>> Start Supplied data

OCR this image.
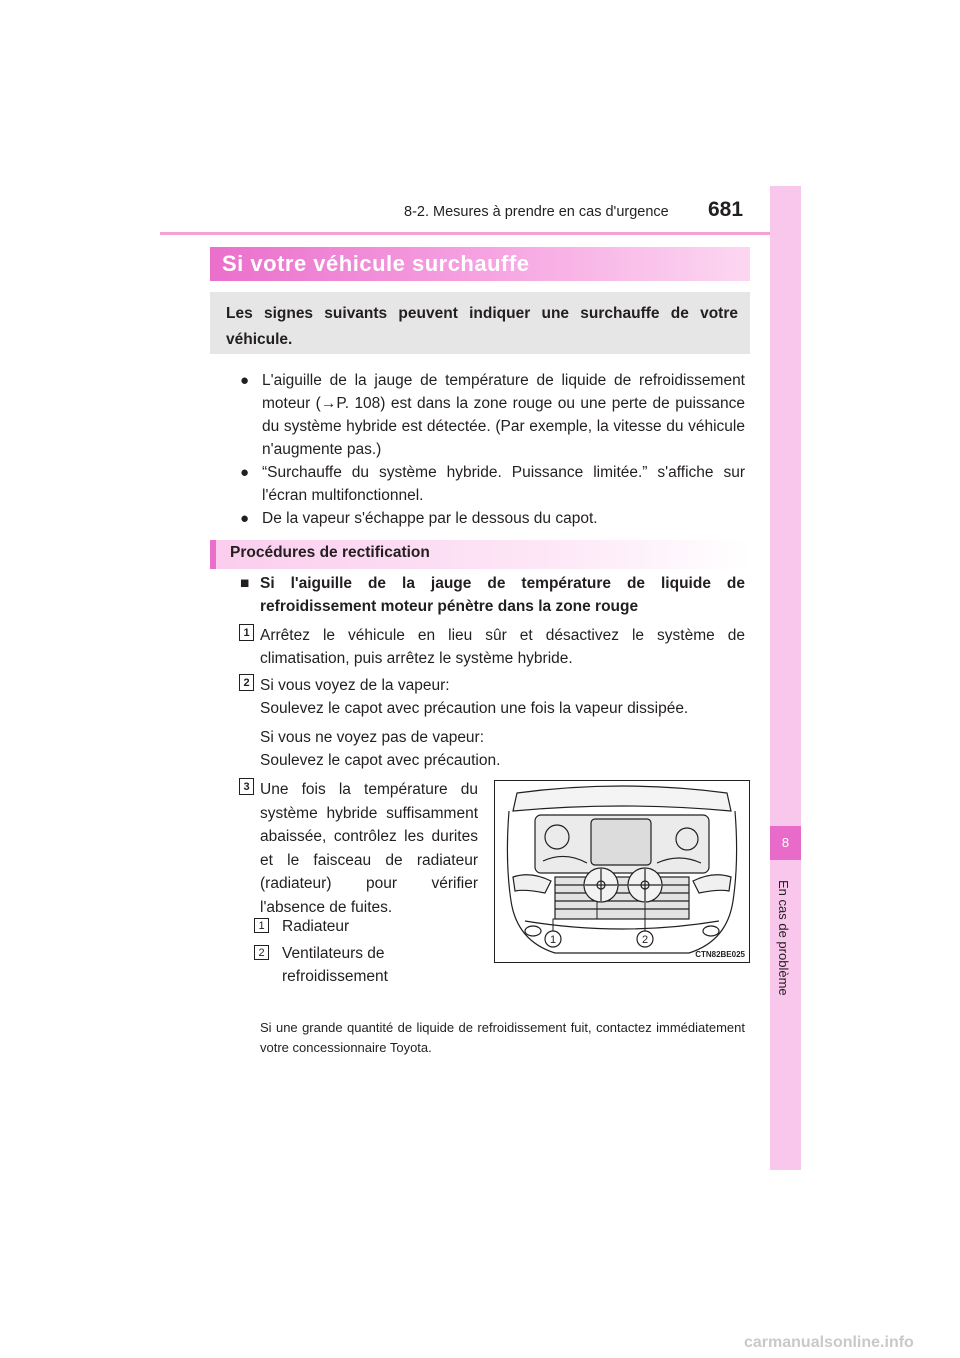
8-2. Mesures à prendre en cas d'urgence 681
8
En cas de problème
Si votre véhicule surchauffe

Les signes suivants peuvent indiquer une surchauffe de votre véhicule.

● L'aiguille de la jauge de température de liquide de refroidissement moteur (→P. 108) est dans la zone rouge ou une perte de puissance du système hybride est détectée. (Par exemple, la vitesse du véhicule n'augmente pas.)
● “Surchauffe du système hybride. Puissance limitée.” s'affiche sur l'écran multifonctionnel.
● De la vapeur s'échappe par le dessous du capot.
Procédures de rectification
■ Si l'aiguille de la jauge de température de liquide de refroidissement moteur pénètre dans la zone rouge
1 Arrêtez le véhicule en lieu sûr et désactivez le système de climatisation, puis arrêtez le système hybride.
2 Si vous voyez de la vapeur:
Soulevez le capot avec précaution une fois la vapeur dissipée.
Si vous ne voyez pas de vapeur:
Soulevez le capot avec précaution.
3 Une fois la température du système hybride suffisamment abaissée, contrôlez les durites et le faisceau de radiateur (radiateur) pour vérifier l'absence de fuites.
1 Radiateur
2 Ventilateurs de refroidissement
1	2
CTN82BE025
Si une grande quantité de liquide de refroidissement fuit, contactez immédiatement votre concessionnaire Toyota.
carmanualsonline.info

>> End Supplied data

Task to complete
Return every line of the preceding records in which the word "jauge" appears.

Response below
● L'aiguille de la jauge de température de liquide de refroidissement moteur (→P. 108) est dans la zone rouge ou une perte de puissance du système hybride est détectée. (Par exemple, la vitesse du véhicule n'augmente pas.)
■ Si l'aiguille de la jauge de température de liquide de refroidissement moteur pénètre dans la zone rouge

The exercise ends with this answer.